▶ **Dokumen**
- - - - -

Nerdy

 

Ilustrasi: ocketcdn.me

Oleh Muhammad Natsir Tahar

Barangkali ada pembaca yang terjebak pada kesombongan epistemik. Membaca buku dengan sepele, berusaha mencari cacat logika dari penulisnya, dan berbantah-bantah dengan setiap premisnya.

Pembaca seperti ini akan selalu skeptik lagi sinis. Dia tidak bermaksud menimba ilmu dari bacaan-bacaannya, gelasnya tidak pernah dikosongkan. Yang ingin dilakukan hanyalah mengukur sejauh mana penulis buku itu mampu mematahkan pertahanan kognitifnya, atau menikmati pembiaran kedangkalan dan kesesatan yang ia sangkakan.

Dia menganggap kepalanya sudah sebesar British Library dan tak perlu membunuh waktunya dengan buku-buku marginal. Pembaca seperti ini tidak pernah down to earth, ia berusaha mematahkan mitos tentang seseorang bijak bestari berilmu padi yang makin berisi, makin merunduk.

Ada pula pembaca yang dahaga. Baginya semua buku bermutu adalah penting. Dia meletakkan buku-bukunya pada altar suci pengabdian ilmu, dan ingin mengirim salam takzim kepada penulisnya. Ia tak punya pembelaan yang kuat pada perspektifnya. Ia menelaah, memilah, dan batinnya bercakap-cakap dengan rendah hati.

Walaupun ia merasa isi kepalanya sudah sepenuh perpustakaan Aleksandria, ia menjadikan bacaan-bacaan terakhirnya sebagai catatan kaki. Bahkan bisa menggantikan atau me-reset ulang paradigma-paradigma usang yang selama ini ia genggam.

Ada lagi pembaca yang melihat buku sebagai beban hedonistik. Baginya buku hanyalah tugas-tugas akademik. Ia membaca setengah buku dengan setengah hati. Bahkan ia tak pernah membaca apapun, ia hanya mencuplik bagian-bagian penting untuk ditumpuk ke wadah yang lain.

Ada kejahatan yang lebih kejam daripada membakar buku. Salah satunya adalah tidak membacanya, kata Joseph Brodsky peraih Nobel Sastra (1987).

Beberapa orang tidak datang dari kaum pembaca. Ia hanya menenteng buku untuk berlagak. Berpose secara menyedihkan di depan susunan buku setebal batu bata untuk menakut-nakuti kebodohan, sembari meneriakkan kepada dunia bahwa dia adalah seorang patriot pembaca.

- - - - -

[Item Tersimpan]
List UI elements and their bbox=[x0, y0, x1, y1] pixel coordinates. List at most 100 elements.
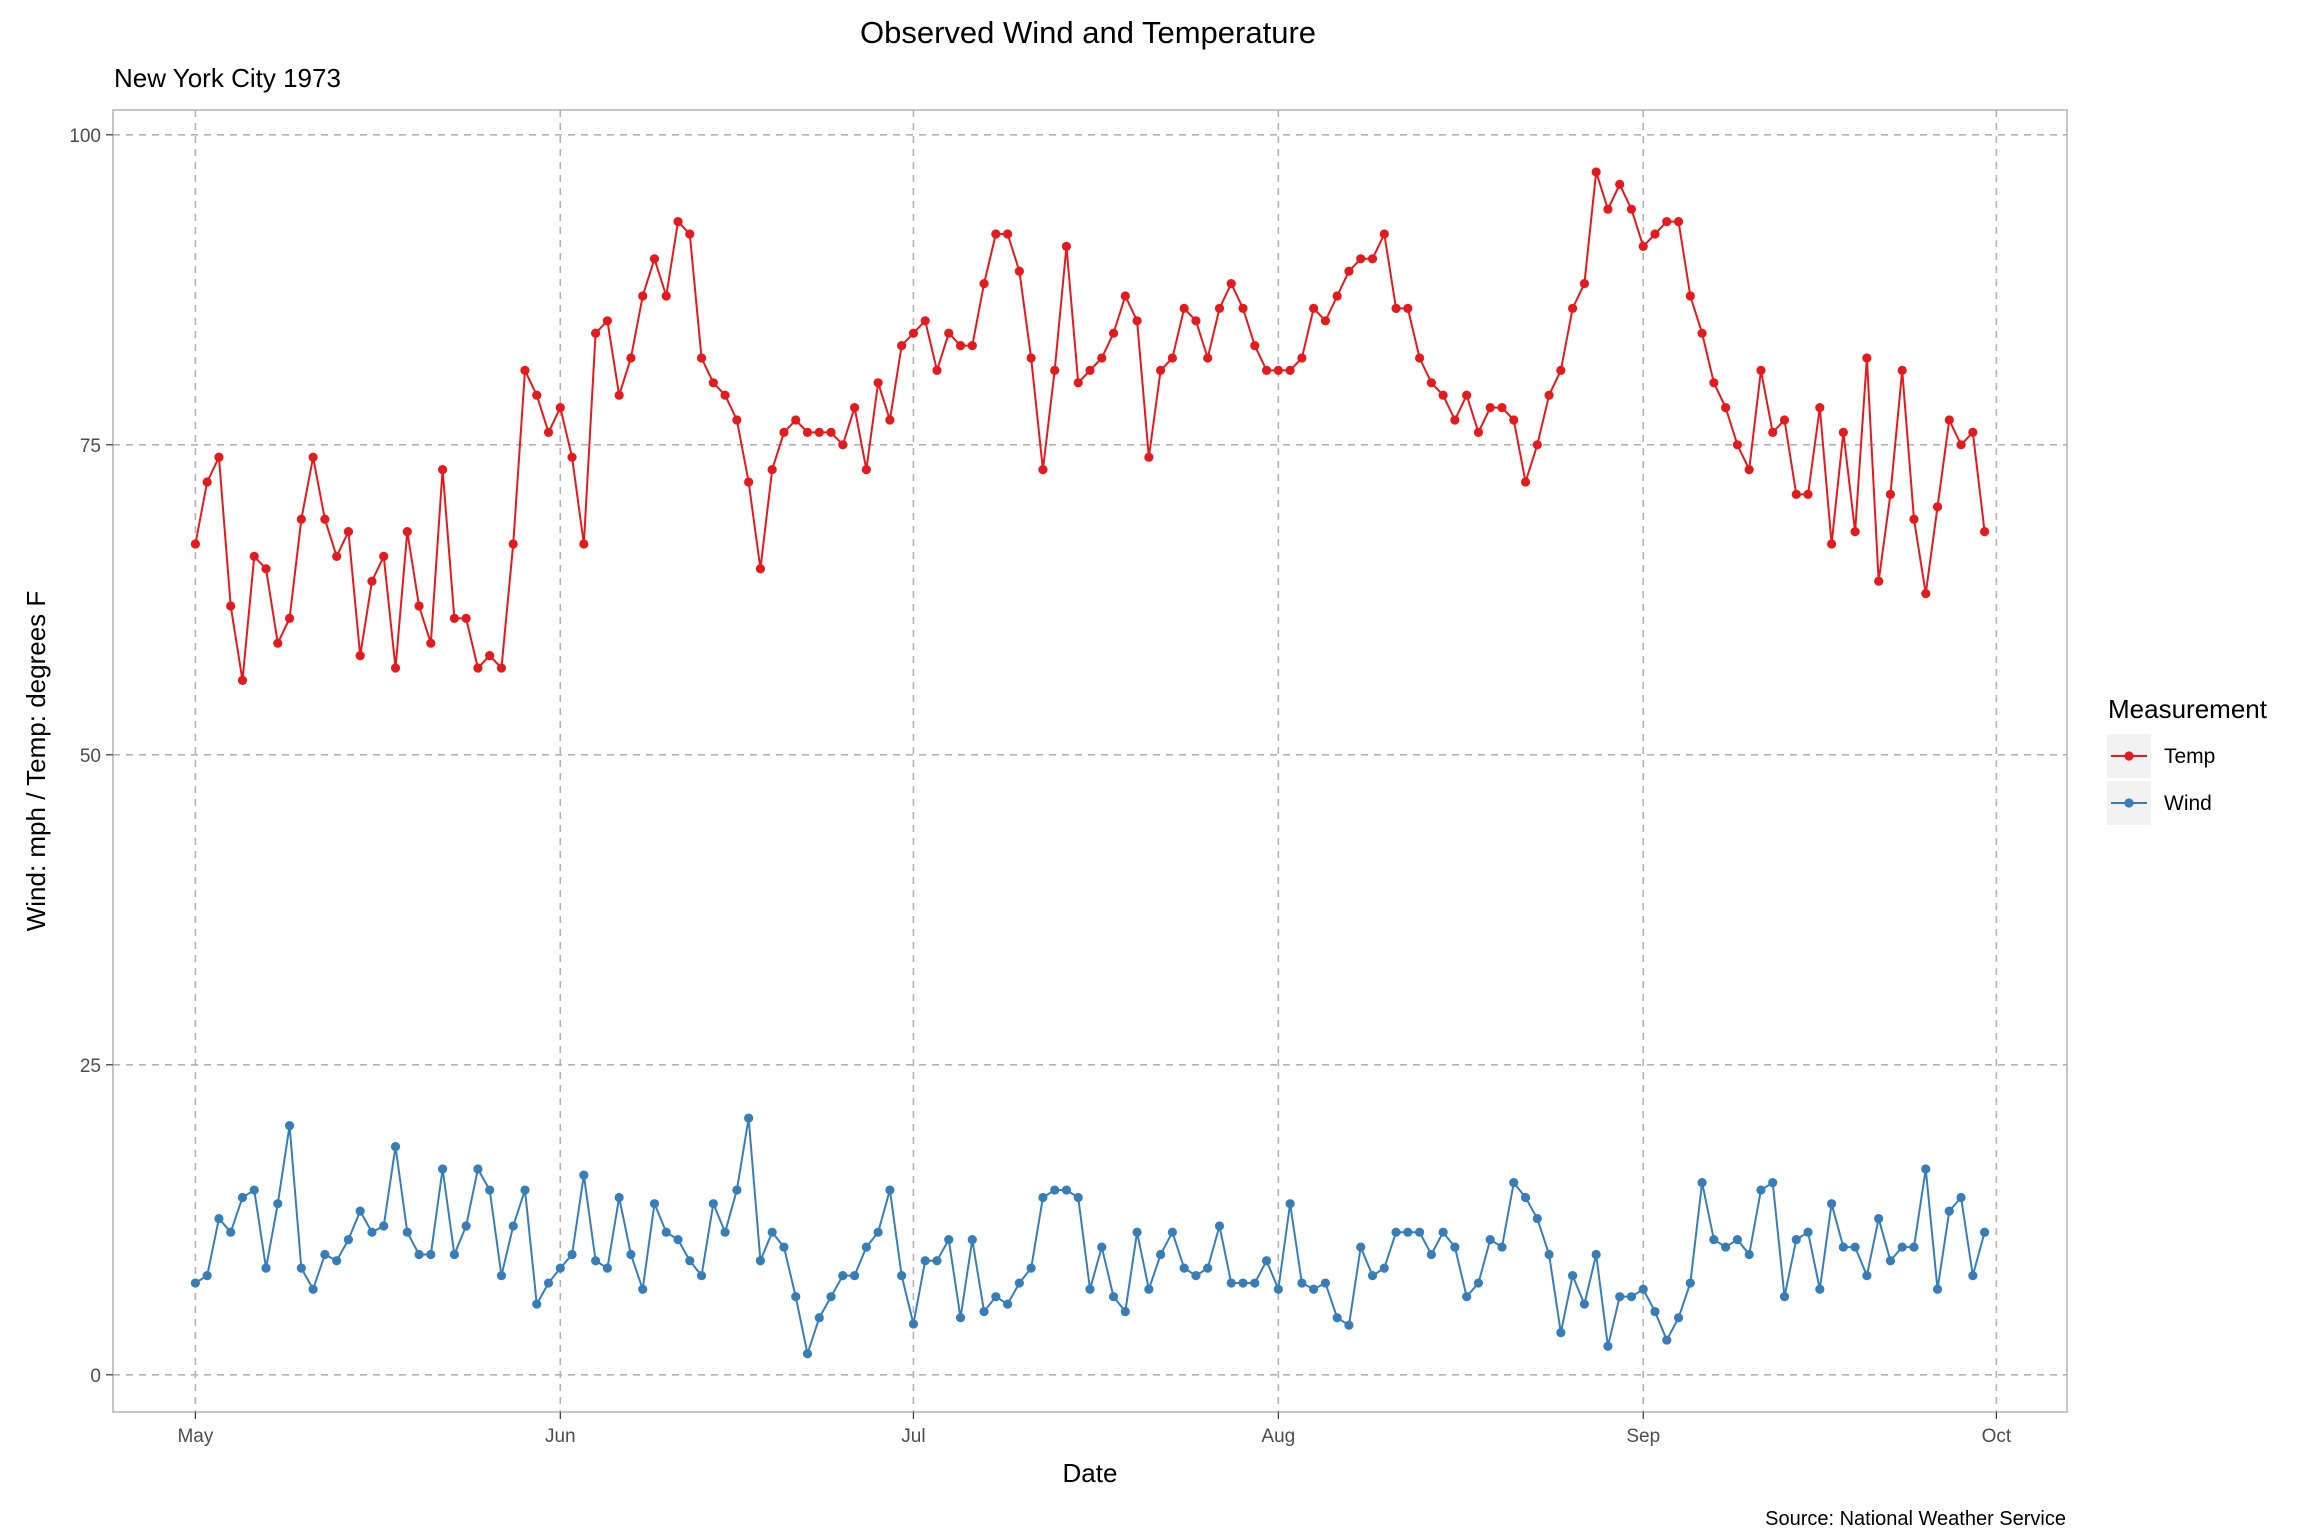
point-wind-68 bbox=[979, 1306, 989, 1317]
point-wind-141 bbox=[1838, 1242, 1848, 1252]
point-temp-97 bbox=[1320, 316, 1331, 326]
point-temp-82 bbox=[1144, 452, 1154, 462]
point-wind-132 bbox=[1732, 1235, 1743, 1245]
point-wind-91 bbox=[1250, 1278, 1260, 1288]
point-temp-50 bbox=[767, 465, 777, 475]
point-wind-121 bbox=[1603, 1341, 1613, 1351]
point-wind-81 bbox=[1132, 1227, 1142, 1237]
point-wind-33 bbox=[567, 1249, 577, 1260]
point-temp-70 bbox=[1003, 229, 1013, 239]
point-wind-65 bbox=[944, 1235, 954, 1245]
point-wind-26 bbox=[485, 1185, 495, 1195]
point-wind-45 bbox=[708, 1199, 718, 1209]
point-wind-113 bbox=[1509, 1178, 1519, 1188]
point-temp-108 bbox=[1450, 415, 1460, 425]
point-temp-87 bbox=[1203, 353, 1213, 363]
point-temp-55 bbox=[826, 427, 836, 437]
point-temp-86 bbox=[1191, 316, 1201, 326]
point-wind-29 bbox=[520, 1185, 530, 1195]
point-temp-140 bbox=[1826, 539, 1837, 549]
point-wind-78 bbox=[1097, 1242, 1107, 1252]
point-temp-137 bbox=[1791, 489, 1801, 499]
point-temp-106 bbox=[1426, 378, 1436, 388]
point-wind-151 bbox=[1956, 1192, 1966, 1203]
point-wind-70 bbox=[1003, 1299, 1013, 1309]
point-temp-74 bbox=[1050, 365, 1060, 375]
point-temp-12 bbox=[320, 514, 330, 524]
point-temp-2 bbox=[202, 477, 212, 487]
y-axis: 0 25 50 75 100 bbox=[69, 126, 113, 1387]
point-temp-66 bbox=[955, 341, 966, 351]
grid-lines bbox=[113, 110, 2067, 1412]
point-wind-140 bbox=[1826, 1199, 1837, 1209]
point-wind-54 bbox=[814, 1313, 824, 1323]
tick-label-x-oct: Oct bbox=[1982, 1426, 2012, 1447]
point-wind-87 bbox=[1203, 1263, 1213, 1273]
point-wind-62 bbox=[908, 1319, 919, 1329]
tick-label-y-25: 25 bbox=[80, 1056, 101, 1077]
point-temp-119 bbox=[1579, 279, 1589, 289]
point-wind-52 bbox=[791, 1292, 801, 1302]
point-wind-27 bbox=[496, 1271, 507, 1281]
point-wind-7 bbox=[261, 1263, 271, 1273]
point-wind-110 bbox=[1473, 1278, 1484, 1288]
point-temp-26 bbox=[485, 651, 495, 661]
point-wind-131 bbox=[1721, 1242, 1731, 1252]
point-temp-134 bbox=[1756, 365, 1766, 375]
point-temp-61 bbox=[897, 341, 907, 351]
point-wind-55 bbox=[826, 1292, 836, 1302]
point-temp-46 bbox=[720, 390, 730, 400]
point-wind-120 bbox=[1591, 1249, 1601, 1260]
point-temp-10 bbox=[296, 514, 306, 524]
point-wind-77 bbox=[1085, 1284, 1095, 1294]
point-wind-5 bbox=[237, 1192, 248, 1203]
point-temp-141 bbox=[1838, 427, 1848, 437]
point-temp-42 bbox=[673, 217, 683, 227]
point-wind-115 bbox=[1532, 1213, 1542, 1224]
point-wind-6 bbox=[249, 1185, 259, 1195]
point-temp-88 bbox=[1214, 303, 1225, 313]
point-wind-111 bbox=[1485, 1235, 1495, 1245]
point-temp-77 bbox=[1085, 365, 1095, 375]
point-wind-94 bbox=[1285, 1199, 1295, 1209]
point-wind-134 bbox=[1756, 1185, 1766, 1195]
point-temp-123 bbox=[1626, 204, 1637, 214]
point-temp-23 bbox=[449, 613, 459, 624]
point-temp-58 bbox=[861, 465, 871, 475]
point-temp-21 bbox=[426, 638, 436, 648]
point-temp-109 bbox=[1462, 390, 1472, 400]
point-temp-41 bbox=[661, 291, 671, 301]
point-wind-99 bbox=[1344, 1320, 1354, 1330]
point-wind-128 bbox=[1685, 1278, 1695, 1288]
point-wind-97 bbox=[1320, 1278, 1331, 1288]
point-temp-60 bbox=[885, 415, 895, 425]
point-temp-111 bbox=[1485, 403, 1495, 413]
point-wind-19 bbox=[402, 1227, 412, 1237]
series-temp bbox=[190, 167, 1990, 686]
point-temp-65 bbox=[944, 328, 954, 338]
point-wind-86 bbox=[1191, 1271, 1201, 1281]
tick-label-y-0: 0 bbox=[90, 1366, 101, 1387]
point-temp-145 bbox=[1885, 489, 1896, 499]
point-wind-20 bbox=[414, 1249, 424, 1260]
point-wind-150 bbox=[1944, 1206, 1954, 1216]
point-temp-128 bbox=[1685, 291, 1695, 301]
tick-label-y-100: 100 bbox=[69, 126, 101, 147]
point-temp-99 bbox=[1344, 266, 1354, 276]
point-wind-101 bbox=[1367, 1271, 1378, 1281]
point-wind-31 bbox=[543, 1278, 554, 1288]
point-temp-54 bbox=[814, 427, 824, 437]
point-wind-41 bbox=[661, 1227, 671, 1237]
point-wind-104 bbox=[1403, 1227, 1413, 1237]
point-wind-18 bbox=[390, 1142, 401, 1152]
point-temp-16 bbox=[367, 576, 377, 586]
point-wind-116 bbox=[1544, 1249, 1554, 1260]
point-wind-108 bbox=[1450, 1242, 1460, 1252]
point-temp-100 bbox=[1356, 254, 1366, 264]
point-temp-75 bbox=[1061, 241, 1072, 251]
point-wind-66 bbox=[955, 1313, 966, 1323]
point-temp-121 bbox=[1603, 204, 1613, 214]
point-wind-98 bbox=[1332, 1313, 1342, 1323]
point-temp-131 bbox=[1721, 403, 1731, 413]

- - - - -

▶ **Perintah A**
Tentukan apakah setiap pernyataan berikut sesuai dengan tulisan tentang tipe-tipe pembaca di atas. Jawab ya atau tidak, lalu sertakan kutipan persis dari tulisan yang menentukan jawabannya.
(i) Joseph Brodsky meraih Nobel Sastra pada tahun 1987.
(ii) Bagi pembaca yang dahaga, hanya sebagian kecil buku bermutu yang penting.
(iii) Pembaca yang melihat buku sebagai beban hedonistik membaca seluruh buku dengan sepenuh hati.
▶ **Perintah B**
Cetak ulang tanpa perubahan bagian catatan yang diawali baris berisi "point-wind-68 bbox=[979, 1306, 989, 1317]" dan diakhiri baris berisi "point-wind-81 bbox=[1132, 1227, 1142, 1237]". Kedua baris itu ikut dicetak.

▶ **Jawaban Tertulis A**
(i) Ya: "kata Joseph Brodsky peraih Nobel Sastra (1987)"
(ii) Tidak: "Baginya semua buku bermutu adalah penting."
(iii) Tidak: "Ia membaca setengah buku dengan setengah hati."

▶ **Jawaban Tertulis B**
point-wind-68 bbox=[979, 1306, 989, 1317]
point-wind-141 bbox=[1838, 1242, 1848, 1252]
point-temp-97 bbox=[1320, 316, 1331, 326]
point-temp-82 bbox=[1144, 452, 1154, 462]
point-wind-132 bbox=[1732, 1235, 1743, 1245]
point-wind-91 bbox=[1250, 1278, 1260, 1288]
point-temp-50 bbox=[767, 465, 777, 475]
point-wind-121 bbox=[1603, 1341, 1613, 1351]
point-wind-81 bbox=[1132, 1227, 1142, 1237]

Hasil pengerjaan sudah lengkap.